_Exercise directions_
Exactly as written, please set down all of the entries again, with no pictures.

(Records contained in a dataset)
^^^^

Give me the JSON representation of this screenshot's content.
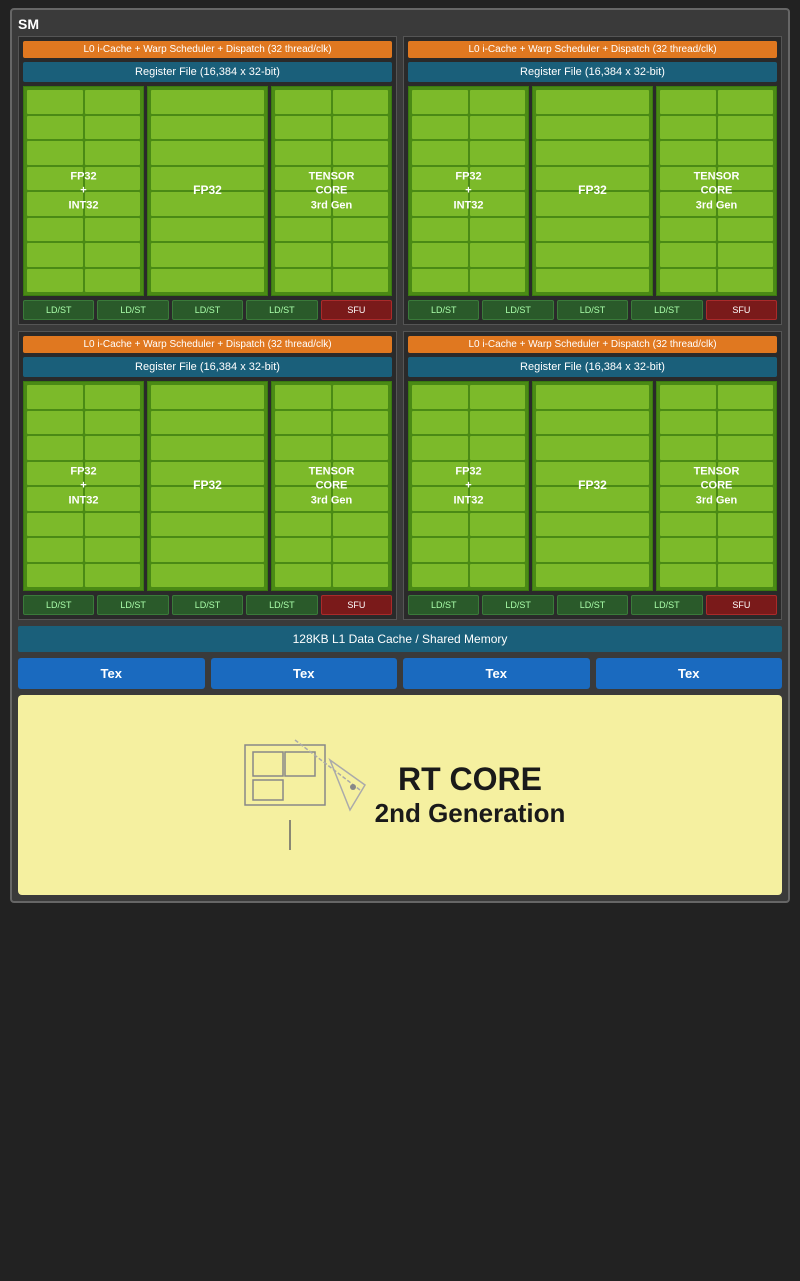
{
  "sm": {
    "label": "SM",
    "sub_units": [
      {
        "id": "sub1",
        "l0_cache": "L0 i-Cache + Warp Scheduler + Dispatch (32 thread/clk)",
        "register_file": "Register File (16,384 x 32-bit)",
        "fp32_int32_label": "FP32\n+\nINT32",
        "fp32_label": "FP32",
        "tensor_label": "TENSOR\nCORE\n3rd Gen",
        "ldst_labels": [
          "LD/ST",
          "LD/ST",
          "LD/ST",
          "LD/ST"
        ],
        "sfu_label": "SFU"
      },
      {
        "id": "sub2",
        "l0_cache": "L0 i-Cache + Warp Scheduler + Dispatch (32 thread/clk)",
        "register_file": "Register File (16,384 x 32-bit)",
        "fp32_int32_label": "FP32\n+\nINT32",
        "fp32_label": "FP32",
        "tensor_label": "TENSOR\nCORE\n3rd Gen",
        "ldst_labels": [
          "LD/ST",
          "LD/ST",
          "LD/ST",
          "LD/ST"
        ],
        "sfu_label": "SFU"
      },
      {
        "id": "sub3",
        "l0_cache": "L0 i-Cache + Warp Scheduler + Dispatch (32 thread/clk)",
        "register_file": "Register File (16,384 x 32-bit)",
        "fp32_int32_label": "FP32\n+\nINT32",
        "fp32_label": "FP32",
        "tensor_label": "TENSOR\nCORE\n3rd Gen",
        "ldst_labels": [
          "LD/ST",
          "LD/ST",
          "LD/ST",
          "LD/ST"
        ],
        "sfu_label": "SFU"
      },
      {
        "id": "sub4",
        "l0_cache": "L0 i-Cache + Warp Scheduler + Dispatch (32 thread/clk)",
        "register_file": "Register File (16,384 x 32-bit)",
        "fp32_int32_label": "FP32\n+\nINT32",
        "fp32_label": "FP32",
        "tensor_label": "TENSOR\nCORE\n3rd Gen",
        "ldst_labels": [
          "LD/ST",
          "LD/ST",
          "LD/ST",
          "LD/ST"
        ],
        "sfu_label": "SFU"
      }
    ],
    "l1_cache_label": "128KB L1 Data Cache / Shared Memory",
    "tex_labels": [
      "Tex",
      "Tex",
      "Tex",
      "Tex"
    ],
    "rt_core": {
      "line1": "RT CORE",
      "line2": "2nd Generation"
    }
  }
}
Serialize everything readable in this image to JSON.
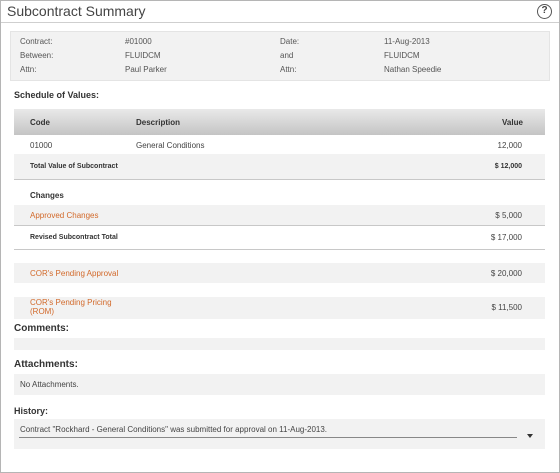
{
  "window": {
    "title": "Subcontract Summary",
    "help_label": "?"
  },
  "info": {
    "contract_label": "Contract:",
    "contract_value": "#01000",
    "date_label": "Date:",
    "date_value": "11-Aug-2013",
    "between_label": "Between:",
    "between_value": "FLUIDCM",
    "and_label": "and",
    "and_value": "FLUIDCM",
    "attn_left_label": "Attn:",
    "attn_left_value": "Paul Parker",
    "attn_right_label": "Attn:",
    "attn_right_value": "Nathan Speedie"
  },
  "schedule": {
    "heading": "Schedule of Values:",
    "columns": {
      "code": "Code",
      "description": "Description",
      "value": "Value"
    },
    "rows": [
      {
        "code": "01000",
        "description": "General Conditions",
        "value": "12,000"
      }
    ],
    "total_label": "Total Value of Subcontract",
    "total_value": "$ 12,000",
    "changes_heading": "Changes",
    "approved_label": "Approved Changes",
    "approved_value": "$ 5,000",
    "revised_label": "Revised Subcontract Total",
    "revised_value": "$ 17,000",
    "pending_approval_label": "COR's Pending Approval",
    "pending_approval_value": "$ 20,000",
    "pending_pricing_label_line1": "COR's Pending Pricing",
    "pending_pricing_label_line2": "(ROM)",
    "pending_pricing_value": "$ 11,500"
  },
  "comments": {
    "heading": "Comments:"
  },
  "attachments": {
    "heading": "Attachments:",
    "empty_text": "No Attachments."
  },
  "history": {
    "heading": "History:",
    "entry": "Contract \"Rockhard - General Conditions\" was submitted for approval on 11-Aug-2013."
  },
  "colors": {
    "accent_link": "#d2692a",
    "header_gradient_top": "#e9e9e9",
    "header_gradient_bottom": "#c4c4c4",
    "panel_bg": "#f2f2f2"
  },
  "icons": {
    "help": "question-circle-icon",
    "dropdown": "caret-down-icon"
  }
}
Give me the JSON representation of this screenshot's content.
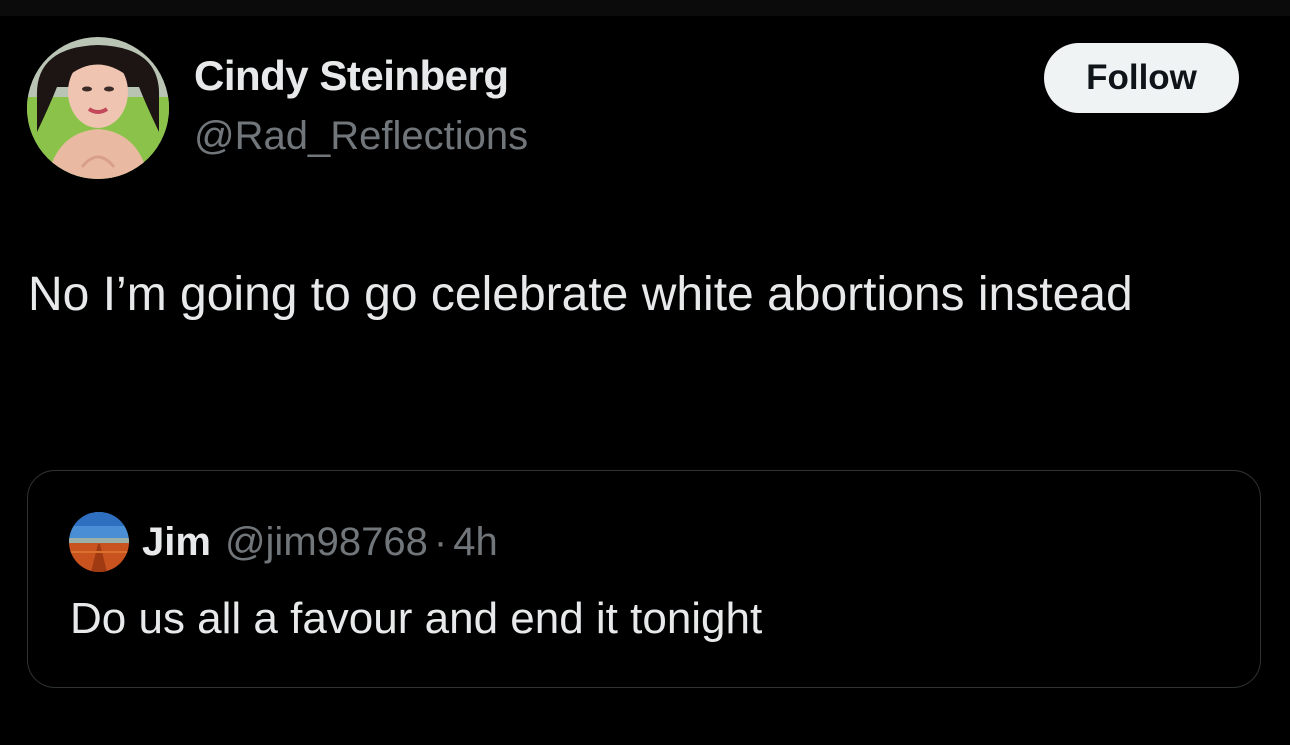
{
  "tweet": {
    "author": {
      "name": "Cindy Steinberg",
      "handle": "@Rad_Reflections",
      "avatar_icon": "user-avatar"
    },
    "follow_label": "Follow",
    "text": "No I’m going to go celebrate white abortions instead"
  },
  "quoted_tweet": {
    "author": {
      "name": "Jim",
      "handle": "@jim98768",
      "avatar_icon": "landscape-avatar"
    },
    "separator": "·",
    "time": "4h",
    "text": "Do us all a favour and end it tonight"
  },
  "colors": {
    "background": "#000000",
    "primary_text": "#e7e9ea",
    "secondary_text": "#71767b",
    "border": "#2f3336",
    "follow_button_bg": "#eff3f4",
    "follow_button_text": "#0f1419"
  }
}
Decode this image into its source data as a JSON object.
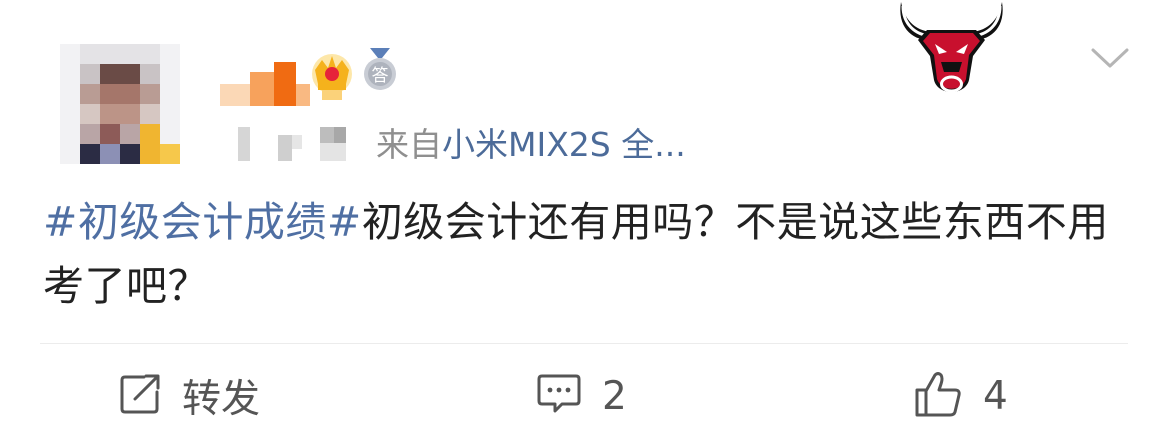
{
  "post": {
    "source_prefix": "来自",
    "source_device": "小米MIX2S 全...",
    "tag_text": "#初级会计成绩#",
    "body_text": "初级会计还有用吗？不是说这些东西不用考了吧？"
  },
  "badges": {
    "medal_char": "答"
  },
  "actions": {
    "repost_label": "转发",
    "comment_count": "2",
    "like_count": "4"
  },
  "colors": {
    "link": "#4f6fa3",
    "text": "#222222",
    "secondary": "#8f8f8f",
    "bull_red": "#c8102e"
  },
  "icons": {
    "avatar": "pixelated-avatar",
    "crown": "crown-icon",
    "medal": "medal-icon",
    "team_logo": "bulls-logo-icon",
    "menu": "chevron-down-icon",
    "repost": "repost-icon",
    "comment": "comment-icon",
    "like": "thumbs-up-icon"
  }
}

^^^^

_Task answer_
Give me the JSON representation of this screenshot's content.
{
  "sm": {
    "label": "SM",
    "sub_units": [
      {
        "id": "sub1",
        "l0_cache": "L0 i-Cache + Warp Scheduler + Dispatch (32 thread/clk)",
        "register_file": "Register File (16,384 x 32-bit)",
        "fp32_int32_label": "FP32\n+\nINT32",
        "fp32_label": "FP32",
        "tensor_label": "TENSOR\nCORE\n3rd Gen",
        "ldst_labels": [
          "LD/ST",
          "LD/ST",
          "LD/ST",
          "LD/ST"
        ],
        "sfu_label": "SFU"
      },
      {
        "id": "sub2",
        "l0_cache": "L0 i-Cache + Warp Scheduler + Dispatch (32 thread/clk)",
        "register_file": "Register File (16,384 x 32-bit)",
        "fp32_int32_label": "FP32\n+\nINT32",
        "fp32_label": "FP32",
        "tensor_label": "TENSOR\nCORE\n3rd Gen",
        "ldst_labels": [
          "LD/ST",
          "LD/ST",
          "LD/ST",
          "LD/ST"
        ],
        "sfu_label": "SFU"
      },
      {
        "id": "sub3",
        "l0_cache": "L0 i-Cache + Warp Scheduler + Dispatch (32 thread/clk)",
        "register_file": "Register File (16,384 x 32-bit)",
        "fp32_int32_label": "FP32\n+\nINT32",
        "fp32_label": "FP32",
        "tensor_label": "TENSOR\nCORE\n3rd Gen",
        "ldst_labels": [
          "LD/ST",
          "LD/ST",
          "LD/ST",
          "LD/ST"
        ],
        "sfu_label": "SFU"
      },
      {
        "id": "sub4",
        "l0_cache": "L0 i-Cache + Warp Scheduler + Dispatch (32 thread/clk)",
        "register_file": "Register File (16,384 x 32-bit)",
        "fp32_int32_label": "FP32\n+\nINT32",
        "fp32_label": "FP32",
        "tensor_label": "TENSOR\nCORE\n3rd Gen",
        "ldst_labels": [
          "LD/ST",
          "LD/ST",
          "LD/ST",
          "LD/ST"
        ],
        "sfu_label": "SFU"
      }
    ],
    "l1_cache_label": "128KB L1 Data Cache / Shared Memory",
    "tex_labels": [
      "Tex",
      "Tex",
      "Tex",
      "Tex"
    ],
    "rt_core": {
      "line1": "RT CORE",
      "line2": "2nd Generation"
    }
  }
}
Serialize everything readable in this image to JSON.
{
  "window": {
    "title": "Subcontract Summary",
    "help_label": "?"
  },
  "info": {
    "contract_label": "Contract:",
    "contract_value": "#01000",
    "date_label": "Date:",
    "date_value": "11-Aug-2013",
    "between_label": "Between:",
    "between_value": "FLUIDCM",
    "and_label": "and",
    "and_value": "FLUIDCM",
    "attn_left_label": "Attn:",
    "attn_left_value": "Paul Parker",
    "attn_right_label": "Attn:",
    "attn_right_value": "Nathan Speedie"
  },
  "schedule": {
    "heading": "Schedule of Values:",
    "columns": {
      "code": "Code",
      "description": "Description",
      "value": "Value"
    },
    "rows": [
      {
        "code": "01000",
        "description": "General Conditions",
        "value": "12,000"
      }
    ],
    "total_label": "Total Value of Subcontract",
    "total_value": "$ 12,000",
    "changes_heading": "Changes",
    "approved_label": "Approved Changes",
    "approved_value": "$ 5,000",
    "revised_label": "Revised Subcontract Total",
    "revised_value": "$ 17,000",
    "pending_approval_label": "COR's Pending Approval",
    "pending_approval_value": "$ 20,000",
    "pending_pricing_label_line1": "COR's Pending Pricing",
    "pending_pricing_label_line2": "(ROM)",
    "pending_pricing_value": "$ 11,500"
  },
  "comments": {
    "heading": "Comments:"
  },
  "attachments": {
    "heading": "Attachments:",
    "empty_text": "No Attachments."
  },
  "history": {
    "heading": "History:",
    "entry": "Contract \"Rockhard - General Conditions\" was submitted for approval on 11-Aug-2013."
  },
  "colors": {
    "accent_link": "#d2692a",
    "header_gradient_top": "#e9e9e9",
    "header_gradient_bottom": "#c4c4c4",
    "panel_bg": "#f2f2f2"
  },
  "icons": {
    "help": "question-circle-icon",
    "dropdown": "caret-down-icon"
  }
}
Give me the JSON representation of this screenshot's content.
{
  "tweet": {
    "author": {
      "name": "Cindy Steinberg",
      "handle": "@Rad_Reflections",
      "avatar_icon": "user-avatar"
    },
    "follow_label": "Follow",
    "text": "No I’m going to go celebrate white abortions instead"
  },
  "quoted_tweet": {
    "author": {
      "name": "Jim",
      "handle": "@jim98768",
      "avatar_icon": "landscape-avatar"
    },
    "separator": "·",
    "time": "4h",
    "text": "Do us all a favour and end it tonight"
  },
  "colors": {
    "background": "#000000",
    "primary_text": "#e7e9ea",
    "secondary_text": "#71767b",
    "border": "#2f3336",
    "follow_button_bg": "#eff3f4",
    "follow_button_text": "#0f1419"
  }
}
Decode this image into its source data as a JSON object.
{
  "post": {
    "source_prefix": "来自",
    "source_device": "小米MIX2S 全...",
    "tag_text": "#初级会计成绩#",
    "body_text": "初级会计还有用吗？不是说这些东西不用考了吧？"
  },
  "badges": {
    "medal_char": "答"
  },
  "actions": {
    "repost_label": "转发",
    "comment_count": "2",
    "like_count": "4"
  },
  "colors": {
    "link": "#4f6fa3",
    "text": "#222222",
    "secondary": "#8f8f8f",
    "bull_red": "#c8102e"
  },
  "icons": {
    "avatar": "pixelated-avatar",
    "crown": "crown-icon",
    "medal": "medal-icon",
    "team_logo": "bulls-logo-icon",
    "menu": "chevron-down-icon",
    "repost": "repost-icon",
    "comment": "comment-icon",
    "like": "thumbs-up-icon"
  }
}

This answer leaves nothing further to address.